§ WRITTEN TASK: Omit all images, then return the remaining material exactly as it stands.

>> Start RAW DATA

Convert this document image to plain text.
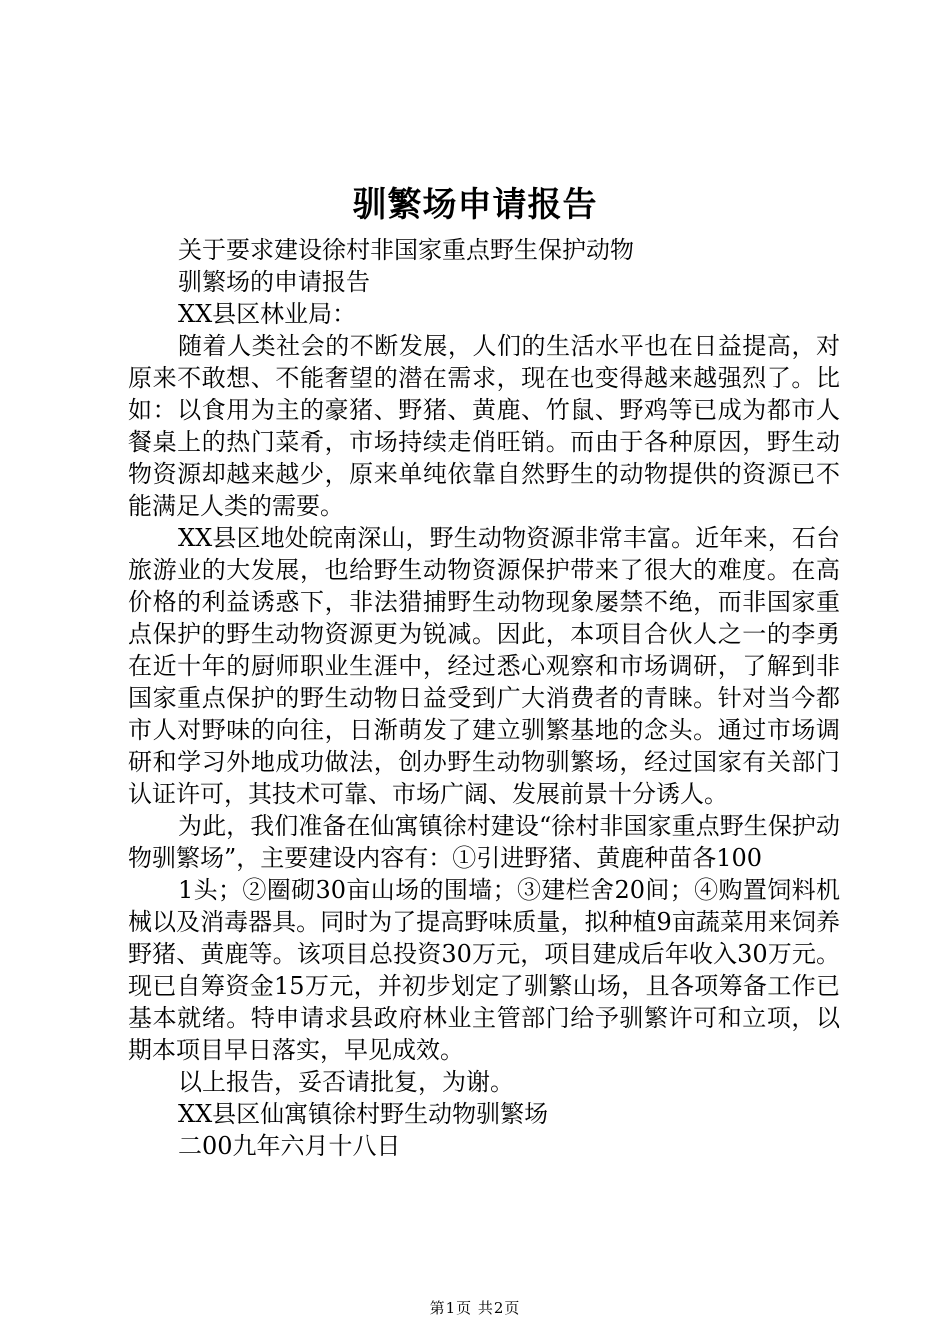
驯繁场申请报告

关于要求建设徐村非国家重点野生保护动物

驯繁场的申请报告

XX县区林业局：

随着人类社会的不断发展，人们的生活水平也在日益提高，对原来不敢想、不能奢望的潜在需求，现在也变得越来越强烈了。比如：以食用为主的豪猪、野猪、黄鹿、竹鼠、野鸡等已成为都市人餐桌上的热门菜肴，市场持续走俏旺销。而由于各种原因，野生动物资源却越来越少，原来单纯依靠自然野生的动物提供的资源已不能满足人类的需要。

XX县区地处皖南深山，野生动物资源非常丰富。近年来，石台旅游业的大发展，也给野生动物资源保护带来了很大的难度。在高价格的利益诱惑下，非法猎捕野生动物现象屡禁不绝，而非国家重点保护的野生动物资源更为锐减。因此，本项目合伙人之一的李勇在近十年的厨师职业生涯中，经过悉心观察和市场调研，了解到非国家重点保护的野生动物日益受到广大消费者的青睐。针对当今都市人对野味的向往，日渐萌发了建立驯繁基地的念头。通过市场调研和学习外地成功做法，创办野生动物驯繁场，经过国家有关部门认证许可，其技术可靠、市场广阔、发展前景十分诱人。

为此，我们准备在仙寓镇徐村建设“徐村非国家重点野生保护动物驯繁场”，主要建设内容有：①引进野猪、黄鹿种苗各100

1头；②圈砌30亩山场的围墙；③建栏舍20间；④购置饲料机械以及消毒器具。同时为了提高野味质量，拟种植9亩蔬菜用来饲养野猪、黄鹿等。该项目总投资30万元，项目建成后年收入30万元。现已自筹资金15万元，并初步划定了驯繁山场，且各项筹备工作已基本就绪。特申请求县政府林业主管部门给予驯繁许可和立项，以期本项目早日落实，早见成效。

以上报告，妥否请批复，为谢。

XX县区仙寓镇徐村野生动物驯繁场

二00九年六月十八日

第1页 共2页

>> End RAW DATA

§ REPLY TO THE TASK:
Convert this document image to plain text.
驯繁场申请报告

关于要求建设徐村非国家重点野生保护动物

驯繁场的申请报告

XX县区林业局：

随着人类社会的不断发展，人们的生活水平也在日益提高，对原来不敢想、不能奢望的潜在需求，现在也变得越来越强烈了。比如：以食用为主的豪猪、野猪、黄鹿、竹鼠、野鸡等已成为都市人餐桌上的热门菜肴，市场持续走俏旺销。而由于各种原因，野生动物资源却越来越少，原来单纯依靠自然野生的动物提供的资源已不能满足人类的需要。

XX县区地处皖南深山，野生动物资源非常丰富。近年来，石台旅游业的大发展，也给野生动物资源保护带来了很大的难度。在高价格的利益诱惑下，非法猎捕野生动物现象屡禁不绝，而非国家重点保护的野生动物资源更为锐减。因此，本项目合伙人之一的李勇在近十年的厨师职业生涯中，经过悉心观察和市场调研，了解到非国家重点保护的野生动物日益受到广大消费者的青睐。针对当今都市人对野味的向往，日渐萌发了建立驯繁基地的念头。通过市场调研和学习外地成功做法，创办野生动物驯繁场，经过国家有关部门认证许可，其技术可靠、市场广阔、发展前景十分诱人。

为此，我们准备在仙寓镇徐村建设“徐村非国家重点野生保护动物驯繁场”，主要建设内容有：①引进野猪、黄鹿种苗各100

1头；②圈砌30亩山场的围墙；③建栏舍20间；④购置饲料机械以及消毒器具。同时为了提高野味质量，拟种植9亩蔬菜用来饲养野猪、黄鹿等。该项目总投资30万元，项目建成后年收入30万元。现已自筹资金15万元，并初步划定了驯繁山场，且各项筹备工作已基本就绪。特申请求县政府林业主管部门给予驯繁许可和立项，以期本项目早日落实，早见成效。

以上报告，妥否请批复，为谢。

XX县区仙寓镇徐村野生动物驯繁场

二00九年六月十八日

第1页 共2页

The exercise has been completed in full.